== Material ==

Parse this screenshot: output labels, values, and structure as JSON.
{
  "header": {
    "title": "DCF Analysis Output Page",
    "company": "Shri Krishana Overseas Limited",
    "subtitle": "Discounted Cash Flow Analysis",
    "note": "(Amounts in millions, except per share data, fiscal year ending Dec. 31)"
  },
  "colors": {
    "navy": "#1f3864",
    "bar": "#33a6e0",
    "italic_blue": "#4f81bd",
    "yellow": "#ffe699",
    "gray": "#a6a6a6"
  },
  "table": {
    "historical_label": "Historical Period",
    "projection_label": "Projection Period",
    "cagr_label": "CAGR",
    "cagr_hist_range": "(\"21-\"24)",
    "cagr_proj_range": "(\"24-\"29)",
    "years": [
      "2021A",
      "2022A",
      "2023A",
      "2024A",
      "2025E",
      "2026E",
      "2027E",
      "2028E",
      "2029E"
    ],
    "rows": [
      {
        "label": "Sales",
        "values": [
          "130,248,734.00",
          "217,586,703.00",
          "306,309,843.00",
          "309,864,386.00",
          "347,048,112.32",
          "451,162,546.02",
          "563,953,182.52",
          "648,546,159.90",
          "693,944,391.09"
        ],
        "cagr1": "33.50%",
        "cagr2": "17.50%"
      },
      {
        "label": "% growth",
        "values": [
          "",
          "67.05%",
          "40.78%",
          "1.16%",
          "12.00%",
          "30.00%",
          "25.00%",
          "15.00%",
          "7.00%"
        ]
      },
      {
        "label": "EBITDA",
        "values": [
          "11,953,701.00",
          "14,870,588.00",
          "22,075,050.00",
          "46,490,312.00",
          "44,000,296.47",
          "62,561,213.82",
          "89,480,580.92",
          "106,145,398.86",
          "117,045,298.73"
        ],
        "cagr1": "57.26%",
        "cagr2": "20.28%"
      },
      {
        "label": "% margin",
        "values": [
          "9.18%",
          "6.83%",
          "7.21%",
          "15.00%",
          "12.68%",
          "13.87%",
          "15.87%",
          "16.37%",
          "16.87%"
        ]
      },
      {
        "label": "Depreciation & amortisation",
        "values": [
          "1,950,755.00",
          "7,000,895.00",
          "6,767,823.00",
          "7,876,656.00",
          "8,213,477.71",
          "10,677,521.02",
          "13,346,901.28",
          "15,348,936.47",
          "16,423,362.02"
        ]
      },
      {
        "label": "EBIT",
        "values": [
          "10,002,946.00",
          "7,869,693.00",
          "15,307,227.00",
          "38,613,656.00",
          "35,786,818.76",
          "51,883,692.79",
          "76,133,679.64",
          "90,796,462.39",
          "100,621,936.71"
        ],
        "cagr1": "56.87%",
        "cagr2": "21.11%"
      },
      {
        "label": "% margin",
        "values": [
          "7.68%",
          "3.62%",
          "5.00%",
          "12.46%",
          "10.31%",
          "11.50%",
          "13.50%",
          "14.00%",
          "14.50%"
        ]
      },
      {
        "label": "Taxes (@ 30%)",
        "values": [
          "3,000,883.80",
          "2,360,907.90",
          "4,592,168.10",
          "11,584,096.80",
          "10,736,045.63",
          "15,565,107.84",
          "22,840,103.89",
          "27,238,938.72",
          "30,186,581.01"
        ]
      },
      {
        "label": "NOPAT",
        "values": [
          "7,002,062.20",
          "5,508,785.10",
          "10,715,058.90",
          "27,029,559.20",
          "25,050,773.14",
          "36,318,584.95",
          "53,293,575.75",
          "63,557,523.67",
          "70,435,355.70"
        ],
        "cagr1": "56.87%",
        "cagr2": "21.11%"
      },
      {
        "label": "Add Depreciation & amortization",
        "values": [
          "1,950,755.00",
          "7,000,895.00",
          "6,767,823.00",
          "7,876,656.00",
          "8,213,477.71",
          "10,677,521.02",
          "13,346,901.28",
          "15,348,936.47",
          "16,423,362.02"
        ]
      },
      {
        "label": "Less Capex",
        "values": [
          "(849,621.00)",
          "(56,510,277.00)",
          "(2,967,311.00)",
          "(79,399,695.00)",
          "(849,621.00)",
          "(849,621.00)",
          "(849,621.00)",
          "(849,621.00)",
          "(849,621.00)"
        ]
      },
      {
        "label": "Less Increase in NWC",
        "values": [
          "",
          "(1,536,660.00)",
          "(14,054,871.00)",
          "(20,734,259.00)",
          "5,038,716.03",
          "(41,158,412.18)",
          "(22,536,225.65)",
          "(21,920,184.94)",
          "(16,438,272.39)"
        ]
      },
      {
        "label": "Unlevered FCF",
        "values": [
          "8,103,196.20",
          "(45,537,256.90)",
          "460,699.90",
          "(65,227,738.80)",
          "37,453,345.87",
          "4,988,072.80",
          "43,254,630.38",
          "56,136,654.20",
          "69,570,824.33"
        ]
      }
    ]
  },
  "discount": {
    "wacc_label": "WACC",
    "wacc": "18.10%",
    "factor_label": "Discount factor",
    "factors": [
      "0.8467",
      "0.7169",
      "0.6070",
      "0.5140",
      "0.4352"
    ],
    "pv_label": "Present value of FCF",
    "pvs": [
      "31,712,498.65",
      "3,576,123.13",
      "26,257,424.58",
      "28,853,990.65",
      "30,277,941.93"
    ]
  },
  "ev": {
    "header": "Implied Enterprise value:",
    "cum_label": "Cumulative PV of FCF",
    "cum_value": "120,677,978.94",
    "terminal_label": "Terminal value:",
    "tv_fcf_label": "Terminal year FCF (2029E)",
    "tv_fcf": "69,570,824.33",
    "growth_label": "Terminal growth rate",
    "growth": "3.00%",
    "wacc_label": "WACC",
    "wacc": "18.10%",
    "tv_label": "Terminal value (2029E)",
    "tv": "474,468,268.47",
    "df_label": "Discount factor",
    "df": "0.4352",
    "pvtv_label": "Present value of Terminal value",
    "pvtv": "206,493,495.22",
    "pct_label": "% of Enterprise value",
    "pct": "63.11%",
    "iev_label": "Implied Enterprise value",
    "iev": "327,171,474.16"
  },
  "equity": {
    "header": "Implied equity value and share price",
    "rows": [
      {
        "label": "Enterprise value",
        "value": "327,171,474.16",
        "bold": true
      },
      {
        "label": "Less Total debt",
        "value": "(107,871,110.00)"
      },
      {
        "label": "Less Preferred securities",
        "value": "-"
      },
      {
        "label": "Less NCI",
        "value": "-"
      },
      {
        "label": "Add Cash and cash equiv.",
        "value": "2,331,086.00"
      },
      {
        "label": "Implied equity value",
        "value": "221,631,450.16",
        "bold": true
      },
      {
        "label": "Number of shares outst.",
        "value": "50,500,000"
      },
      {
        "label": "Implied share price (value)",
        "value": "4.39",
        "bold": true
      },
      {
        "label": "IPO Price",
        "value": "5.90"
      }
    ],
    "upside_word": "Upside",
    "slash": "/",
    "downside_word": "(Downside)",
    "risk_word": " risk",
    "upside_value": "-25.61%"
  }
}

===

Requirements: The records above should all be quoted exactly, please.

Answer to the exercise:
Parse this screenshot: output labels, values, and structure as JSON.
{
  "header": {
    "title": "DCF Analysis Output Page",
    "company": "Shri Krishana Overseas Limited",
    "subtitle": "Discounted Cash Flow Analysis",
    "note": "(Amounts in millions, except per share data, fiscal year ending Dec. 31)"
  },
  "colors": {
    "navy": "#1f3864",
    "bar": "#33a6e0",
    "italic_blue": "#4f81bd",
    "yellow": "#ffe699",
    "gray": "#a6a6a6"
  },
  "table": {
    "historical_label": "Historical Period",
    "projection_label": "Projection Period",
    "cagr_label": "CAGR",
    "cagr_hist_range": "(\"21-\"24)",
    "cagr_proj_range": "(\"24-\"29)",
    "years": [
      "2021A",
      "2022A",
      "2023A",
      "2024A",
      "2025E",
      "2026E",
      "2027E",
      "2028E",
      "2029E"
    ],
    "rows": [
      {
        "label": "Sales",
        "values": [
          "130,248,734.00",
          "217,586,703.00",
          "306,309,843.00",
          "309,864,386.00",
          "347,048,112.32",
          "451,162,546.02",
          "563,953,182.52",
          "648,546,159.90",
          "693,944,391.09"
        ],
        "cagr1": "33.50%",
        "cagr2": "17.50%"
      },
      {
        "label": "% growth",
        "values": [
          "",
          "67.05%",
          "40.78%",
          "1.16%",
          "12.00%",
          "30.00%",
          "25.00%",
          "15.00%",
          "7.00%"
        ]
      },
      {
        "label": "EBITDA",
        "values": [
          "11,953,701.00",
          "14,870,588.00",
          "22,075,050.00",
          "46,490,312.00",
          "44,000,296.47",
          "62,561,213.82",
          "89,480,580.92",
          "106,145,398.86",
          "117,045,298.73"
        ],
        "cagr1": "57.26%",
        "cagr2": "20.28%"
      },
      {
        "label": "% margin",
        "values": [
          "9.18%",
          "6.83%",
          "7.21%",
          "15.00%",
          "12.68%",
          "13.87%",
          "15.87%",
          "16.37%",
          "16.87%"
        ]
      },
      {
        "label": "Depreciation & amortisation",
        "values": [
          "1,950,755.00",
          "7,000,895.00",
          "6,767,823.00",
          "7,876,656.00",
          "8,213,477.71",
          "10,677,521.02",
          "13,346,901.28",
          "15,348,936.47",
          "16,423,362.02"
        ]
      },
      {
        "label": "EBIT",
        "values": [
          "10,002,946.00",
          "7,869,693.00",
          "15,307,227.00",
          "38,613,656.00",
          "35,786,818.76",
          "51,883,692.79",
          "76,133,679.64",
          "90,796,462.39",
          "100,621,936.71"
        ],
        "cagr1": "56.87%",
        "cagr2": "21.11%"
      },
      {
        "label": "% margin",
        "values": [
          "7.68%",
          "3.62%",
          "5.00%",
          "12.46%",
          "10.31%",
          "11.50%",
          "13.50%",
          "14.00%",
          "14.50%"
        ]
      },
      {
        "label": "Taxes (@ 30%)",
        "values": [
          "3,000,883.80",
          "2,360,907.90",
          "4,592,168.10",
          "11,584,096.80",
          "10,736,045.63",
          "15,565,107.84",
          "22,840,103.89",
          "27,238,938.72",
          "30,186,581.01"
        ]
      },
      {
        "label": "NOPAT",
        "values": [
          "7,002,062.20",
          "5,508,785.10",
          "10,715,058.90",
          "27,029,559.20",
          "25,050,773.14",
          "36,318,584.95",
          "53,293,575.75",
          "63,557,523.67",
          "70,435,355.70"
        ],
        "cagr1": "56.87%",
        "cagr2": "21.11%"
      },
      {
        "label": "Add Depreciation & amortization",
        "values": [
          "1,950,755.00",
          "7,000,895.00",
          "6,767,823.00",
          "7,876,656.00",
          "8,213,477.71",
          "10,677,521.02",
          "13,346,901.28",
          "15,348,936.47",
          "16,423,362.02"
        ]
      },
      {
        "label": "Less Capex",
        "values": [
          "(849,621.00)",
          "(56,510,277.00)",
          "(2,967,311.00)",
          "(79,399,695.00)",
          "(849,621.00)",
          "(849,621.00)",
          "(849,621.00)",
          "(849,621.00)",
          "(849,621.00)"
        ]
      },
      {
        "label": "Less Increase in NWC",
        "values": [
          "",
          "(1,536,660.00)",
          "(14,054,871.00)",
          "(20,734,259.00)",
          "5,038,716.03",
          "(41,158,412.18)",
          "(22,536,225.65)",
          "(21,920,184.94)",
          "(16,438,272.39)"
        ]
      },
      {
        "label": "Unlevered FCF",
        "values": [
          "8,103,196.20",
          "(45,537,256.90)",
          "460,699.90",
          "(65,227,738.80)",
          "37,453,345.87",
          "4,988,072.80",
          "43,254,630.38",
          "56,136,654.20",
          "69,570,824.33"
        ]
      }
    ]
  },
  "discount": {
    "wacc_label": "WACC",
    "wacc": "18.10%",
    "factor_label": "Discount factor",
    "factors": [
      "0.8467",
      "0.7169",
      "0.6070",
      "0.5140",
      "0.4352"
    ],
    "pv_label": "Present value of FCF",
    "pvs": [
      "31,712,498.65",
      "3,576,123.13",
      "26,257,424.58",
      "28,853,990.65",
      "30,277,941.93"
    ]
  },
  "ev": {
    "header": "Implied Enterprise value:",
    "cum_label": "Cumulative PV of FCF",
    "cum_value": "120,677,978.94",
    "terminal_label": "Terminal value:",
    "tv_fcf_label": "Terminal year FCF (2029E)",
    "tv_fcf": "69,570,824.33",
    "growth_label": "Terminal growth rate",
    "growth": "3.00%",
    "wacc_label": "WACC",
    "wacc": "18.10%",
    "tv_label": "Terminal value (2029E)",
    "tv": "474,468,268.47",
    "df_label": "Discount factor",
    "df": "0.4352",
    "pvtv_label": "Present value of Terminal value",
    "pvtv": "206,493,495.22",
    "pct_label": "% of Enterprise value",
    "pct": "63.11%",
    "iev_label": "Implied Enterprise value",
    "iev": "327,171,474.16"
  },
  "equity": {
    "header": "Implied equity value and share price",
    "rows": [
      {
        "label": "Enterprise value",
        "value": "327,171,474.16",
        "bold": true
      },
      {
        "label": "Less Total debt",
        "value": "(107,871,110.00)"
      },
      {
        "label": "Less Preferred securities",
        "value": "-"
      },
      {
        "label": "Less NCI",
        "value": "-"
      },
      {
        "label": "Add Cash and cash equiv.",
        "value": "2,331,086.00"
      },
      {
        "label": "Implied equity value",
        "value": "221,631,450.16",
        "bold": true
      },
      {
        "label": "Number of shares outst.",
        "value": "50,500,000"
      },
      {
        "label": "Implied share price (value)",
        "value": "4.39",
        "bold": true
      },
      {
        "label": "IPO Price",
        "value": "5.90"
      }
    ],
    "upside_word": "Upside",
    "slash": "/",
    "downside_word": "(Downside)",
    "risk_word": " risk",
    "upside_value": "-25.61%"
  }
}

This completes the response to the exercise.